Supplied entries:
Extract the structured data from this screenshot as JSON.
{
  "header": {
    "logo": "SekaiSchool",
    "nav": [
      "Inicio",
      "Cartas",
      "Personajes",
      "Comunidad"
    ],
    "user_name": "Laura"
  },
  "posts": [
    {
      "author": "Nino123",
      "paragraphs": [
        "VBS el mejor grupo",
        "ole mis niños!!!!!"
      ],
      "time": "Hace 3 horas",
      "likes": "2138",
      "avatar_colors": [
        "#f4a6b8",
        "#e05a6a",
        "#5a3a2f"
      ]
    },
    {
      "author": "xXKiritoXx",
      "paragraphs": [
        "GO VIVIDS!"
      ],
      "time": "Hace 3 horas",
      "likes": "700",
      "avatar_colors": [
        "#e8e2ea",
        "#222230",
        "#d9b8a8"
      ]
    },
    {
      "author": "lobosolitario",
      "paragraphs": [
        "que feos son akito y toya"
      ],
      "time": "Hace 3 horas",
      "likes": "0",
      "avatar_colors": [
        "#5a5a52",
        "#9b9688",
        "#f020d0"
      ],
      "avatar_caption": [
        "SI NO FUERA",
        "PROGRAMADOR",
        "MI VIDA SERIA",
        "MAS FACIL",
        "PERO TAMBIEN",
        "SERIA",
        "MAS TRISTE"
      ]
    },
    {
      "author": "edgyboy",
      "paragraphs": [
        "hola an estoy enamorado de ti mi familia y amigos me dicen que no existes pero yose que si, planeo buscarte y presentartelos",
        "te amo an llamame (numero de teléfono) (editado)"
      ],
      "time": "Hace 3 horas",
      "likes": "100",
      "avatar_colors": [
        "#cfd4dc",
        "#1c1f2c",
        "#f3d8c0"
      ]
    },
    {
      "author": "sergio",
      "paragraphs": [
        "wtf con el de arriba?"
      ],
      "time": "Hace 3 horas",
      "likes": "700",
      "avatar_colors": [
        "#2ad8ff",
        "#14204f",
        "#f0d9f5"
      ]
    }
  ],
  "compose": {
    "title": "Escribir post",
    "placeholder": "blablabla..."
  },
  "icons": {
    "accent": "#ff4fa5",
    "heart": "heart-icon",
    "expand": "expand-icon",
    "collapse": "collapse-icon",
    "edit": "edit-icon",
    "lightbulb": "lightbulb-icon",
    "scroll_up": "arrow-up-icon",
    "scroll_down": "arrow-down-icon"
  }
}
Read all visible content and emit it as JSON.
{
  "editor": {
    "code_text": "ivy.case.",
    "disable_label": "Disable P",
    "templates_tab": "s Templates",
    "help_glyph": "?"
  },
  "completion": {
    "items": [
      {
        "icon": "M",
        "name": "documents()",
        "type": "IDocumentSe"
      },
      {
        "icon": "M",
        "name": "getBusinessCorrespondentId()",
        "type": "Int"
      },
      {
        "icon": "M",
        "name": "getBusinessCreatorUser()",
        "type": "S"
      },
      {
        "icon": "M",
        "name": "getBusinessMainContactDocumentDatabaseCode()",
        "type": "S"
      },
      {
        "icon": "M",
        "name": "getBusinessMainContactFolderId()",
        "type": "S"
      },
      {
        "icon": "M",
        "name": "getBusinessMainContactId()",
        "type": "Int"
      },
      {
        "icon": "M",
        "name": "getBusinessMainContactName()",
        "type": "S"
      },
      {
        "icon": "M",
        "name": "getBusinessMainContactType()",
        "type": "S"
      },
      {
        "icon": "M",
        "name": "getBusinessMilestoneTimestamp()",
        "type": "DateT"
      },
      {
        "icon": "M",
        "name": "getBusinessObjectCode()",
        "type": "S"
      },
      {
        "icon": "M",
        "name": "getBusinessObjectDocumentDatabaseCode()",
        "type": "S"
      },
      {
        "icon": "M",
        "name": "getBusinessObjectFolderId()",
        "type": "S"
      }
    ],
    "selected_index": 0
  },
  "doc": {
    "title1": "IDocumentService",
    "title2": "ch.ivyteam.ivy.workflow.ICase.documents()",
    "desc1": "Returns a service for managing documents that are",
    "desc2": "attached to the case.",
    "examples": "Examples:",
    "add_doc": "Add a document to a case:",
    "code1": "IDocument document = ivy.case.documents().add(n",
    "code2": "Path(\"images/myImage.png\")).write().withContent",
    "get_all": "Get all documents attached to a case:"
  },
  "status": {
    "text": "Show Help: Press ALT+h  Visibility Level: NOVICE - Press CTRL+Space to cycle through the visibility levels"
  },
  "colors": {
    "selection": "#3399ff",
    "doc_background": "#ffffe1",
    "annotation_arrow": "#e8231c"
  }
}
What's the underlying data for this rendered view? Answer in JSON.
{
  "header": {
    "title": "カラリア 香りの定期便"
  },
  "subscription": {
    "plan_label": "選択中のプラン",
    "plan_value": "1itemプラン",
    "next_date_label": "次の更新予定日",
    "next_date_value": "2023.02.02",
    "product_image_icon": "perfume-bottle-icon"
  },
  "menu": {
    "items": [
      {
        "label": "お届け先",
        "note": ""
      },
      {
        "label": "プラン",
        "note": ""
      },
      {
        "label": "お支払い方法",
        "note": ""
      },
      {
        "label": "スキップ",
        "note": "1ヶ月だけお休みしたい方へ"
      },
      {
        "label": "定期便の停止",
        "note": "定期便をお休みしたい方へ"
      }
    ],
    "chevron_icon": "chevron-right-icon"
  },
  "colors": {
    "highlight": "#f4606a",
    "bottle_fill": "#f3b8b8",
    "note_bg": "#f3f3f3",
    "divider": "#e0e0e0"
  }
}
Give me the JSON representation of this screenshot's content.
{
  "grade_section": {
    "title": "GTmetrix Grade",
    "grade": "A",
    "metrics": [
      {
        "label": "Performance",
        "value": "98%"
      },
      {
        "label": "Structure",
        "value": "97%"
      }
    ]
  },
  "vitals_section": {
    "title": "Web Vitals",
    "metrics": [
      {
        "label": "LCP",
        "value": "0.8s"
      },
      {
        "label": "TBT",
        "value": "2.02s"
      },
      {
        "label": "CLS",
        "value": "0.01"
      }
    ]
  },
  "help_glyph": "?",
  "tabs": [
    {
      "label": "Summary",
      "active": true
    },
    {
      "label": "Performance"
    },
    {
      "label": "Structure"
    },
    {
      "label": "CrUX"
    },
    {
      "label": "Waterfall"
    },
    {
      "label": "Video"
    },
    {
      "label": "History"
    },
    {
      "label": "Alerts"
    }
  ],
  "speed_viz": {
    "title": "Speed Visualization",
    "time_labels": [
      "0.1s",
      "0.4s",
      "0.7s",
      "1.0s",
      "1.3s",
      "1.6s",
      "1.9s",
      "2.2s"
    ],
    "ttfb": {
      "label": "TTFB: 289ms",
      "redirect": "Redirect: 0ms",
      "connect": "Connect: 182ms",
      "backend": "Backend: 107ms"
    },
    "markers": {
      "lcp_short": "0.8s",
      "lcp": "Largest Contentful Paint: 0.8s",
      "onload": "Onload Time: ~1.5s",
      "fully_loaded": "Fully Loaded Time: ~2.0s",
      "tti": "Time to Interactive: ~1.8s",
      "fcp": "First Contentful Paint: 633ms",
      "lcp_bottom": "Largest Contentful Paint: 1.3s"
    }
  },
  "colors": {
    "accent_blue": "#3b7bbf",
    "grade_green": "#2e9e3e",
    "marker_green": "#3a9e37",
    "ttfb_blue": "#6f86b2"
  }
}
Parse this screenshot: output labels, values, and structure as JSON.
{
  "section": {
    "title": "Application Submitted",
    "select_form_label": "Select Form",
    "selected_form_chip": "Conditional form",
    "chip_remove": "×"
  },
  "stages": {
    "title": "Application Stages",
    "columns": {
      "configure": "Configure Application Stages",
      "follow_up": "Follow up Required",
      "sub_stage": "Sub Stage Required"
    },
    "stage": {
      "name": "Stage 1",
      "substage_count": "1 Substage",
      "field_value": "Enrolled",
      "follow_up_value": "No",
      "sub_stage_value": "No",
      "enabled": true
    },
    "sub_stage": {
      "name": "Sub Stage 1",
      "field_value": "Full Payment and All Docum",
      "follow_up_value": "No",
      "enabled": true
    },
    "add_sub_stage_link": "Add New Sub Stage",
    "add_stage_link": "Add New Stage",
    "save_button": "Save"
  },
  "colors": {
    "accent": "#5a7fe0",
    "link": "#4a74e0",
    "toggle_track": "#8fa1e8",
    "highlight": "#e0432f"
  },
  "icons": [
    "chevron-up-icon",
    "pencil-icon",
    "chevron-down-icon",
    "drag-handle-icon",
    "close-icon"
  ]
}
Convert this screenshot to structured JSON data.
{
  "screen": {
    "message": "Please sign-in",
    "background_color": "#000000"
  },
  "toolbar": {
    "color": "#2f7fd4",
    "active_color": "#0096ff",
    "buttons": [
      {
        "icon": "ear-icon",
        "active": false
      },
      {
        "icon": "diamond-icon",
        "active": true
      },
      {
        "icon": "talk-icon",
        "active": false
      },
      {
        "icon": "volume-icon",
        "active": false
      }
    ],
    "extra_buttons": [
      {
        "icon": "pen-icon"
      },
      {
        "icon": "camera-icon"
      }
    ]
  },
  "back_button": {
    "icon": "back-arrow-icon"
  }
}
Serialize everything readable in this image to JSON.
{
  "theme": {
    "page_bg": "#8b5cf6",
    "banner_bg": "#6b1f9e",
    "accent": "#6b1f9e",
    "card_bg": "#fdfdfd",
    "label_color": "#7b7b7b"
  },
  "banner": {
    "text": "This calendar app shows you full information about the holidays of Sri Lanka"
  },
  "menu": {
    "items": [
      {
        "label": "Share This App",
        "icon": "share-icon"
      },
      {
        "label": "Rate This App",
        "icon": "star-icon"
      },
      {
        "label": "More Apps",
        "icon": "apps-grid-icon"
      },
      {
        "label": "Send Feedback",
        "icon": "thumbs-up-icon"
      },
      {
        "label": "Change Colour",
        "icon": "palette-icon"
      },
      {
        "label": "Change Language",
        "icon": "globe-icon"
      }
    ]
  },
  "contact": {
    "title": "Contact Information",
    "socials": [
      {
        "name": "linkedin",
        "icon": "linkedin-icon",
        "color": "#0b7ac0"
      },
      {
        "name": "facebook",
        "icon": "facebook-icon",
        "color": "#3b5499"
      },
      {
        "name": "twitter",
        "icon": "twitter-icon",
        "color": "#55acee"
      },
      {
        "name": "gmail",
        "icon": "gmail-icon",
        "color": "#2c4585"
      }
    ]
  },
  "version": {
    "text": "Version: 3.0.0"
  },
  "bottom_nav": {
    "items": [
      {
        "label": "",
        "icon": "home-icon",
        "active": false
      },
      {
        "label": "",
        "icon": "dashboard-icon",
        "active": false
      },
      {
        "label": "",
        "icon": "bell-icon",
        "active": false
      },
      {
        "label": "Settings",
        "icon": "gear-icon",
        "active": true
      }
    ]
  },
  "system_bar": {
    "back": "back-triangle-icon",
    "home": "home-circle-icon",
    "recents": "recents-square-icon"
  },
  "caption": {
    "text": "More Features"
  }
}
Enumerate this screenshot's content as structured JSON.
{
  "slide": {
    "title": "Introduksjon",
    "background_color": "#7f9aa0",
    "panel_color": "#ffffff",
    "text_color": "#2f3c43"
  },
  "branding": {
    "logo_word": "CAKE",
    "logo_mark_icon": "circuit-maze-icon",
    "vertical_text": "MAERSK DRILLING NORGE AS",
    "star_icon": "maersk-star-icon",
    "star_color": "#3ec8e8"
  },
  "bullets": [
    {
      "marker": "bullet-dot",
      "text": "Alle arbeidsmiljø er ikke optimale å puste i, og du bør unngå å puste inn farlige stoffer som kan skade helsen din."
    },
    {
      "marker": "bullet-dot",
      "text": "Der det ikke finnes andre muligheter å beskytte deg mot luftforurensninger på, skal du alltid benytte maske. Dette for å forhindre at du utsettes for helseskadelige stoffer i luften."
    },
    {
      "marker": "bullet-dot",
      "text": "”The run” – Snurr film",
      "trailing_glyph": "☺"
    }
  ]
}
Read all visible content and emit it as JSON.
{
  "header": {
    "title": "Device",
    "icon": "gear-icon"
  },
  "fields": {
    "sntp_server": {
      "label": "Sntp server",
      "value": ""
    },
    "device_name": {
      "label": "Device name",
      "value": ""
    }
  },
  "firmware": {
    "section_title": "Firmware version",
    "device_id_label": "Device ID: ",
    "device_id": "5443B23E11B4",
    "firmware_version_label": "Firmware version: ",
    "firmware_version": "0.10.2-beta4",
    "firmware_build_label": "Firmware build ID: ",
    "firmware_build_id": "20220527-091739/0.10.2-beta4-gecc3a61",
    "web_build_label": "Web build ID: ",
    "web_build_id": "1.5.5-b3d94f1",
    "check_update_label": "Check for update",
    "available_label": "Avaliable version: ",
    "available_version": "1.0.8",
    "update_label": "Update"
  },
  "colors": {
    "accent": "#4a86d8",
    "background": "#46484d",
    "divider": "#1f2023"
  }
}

Exercise objective:
Copy out each line in the listing that has the word "JSON".

Correct result:
Extract the structured data from this screenshot as JSON.
Read all visible content and emit it as JSON.
What's the underlying data for this rendered view? Answer in JSON.
Give me the JSON representation of this screenshot's content.
Parse this screenshot: output labels, values, and structure as JSON.
Convert this screenshot to structured JSON data.
Serialize everything readable in this image to JSON.
Enumerate this screenshot's content as structured JSON.
Read all visible content and emit it as JSON.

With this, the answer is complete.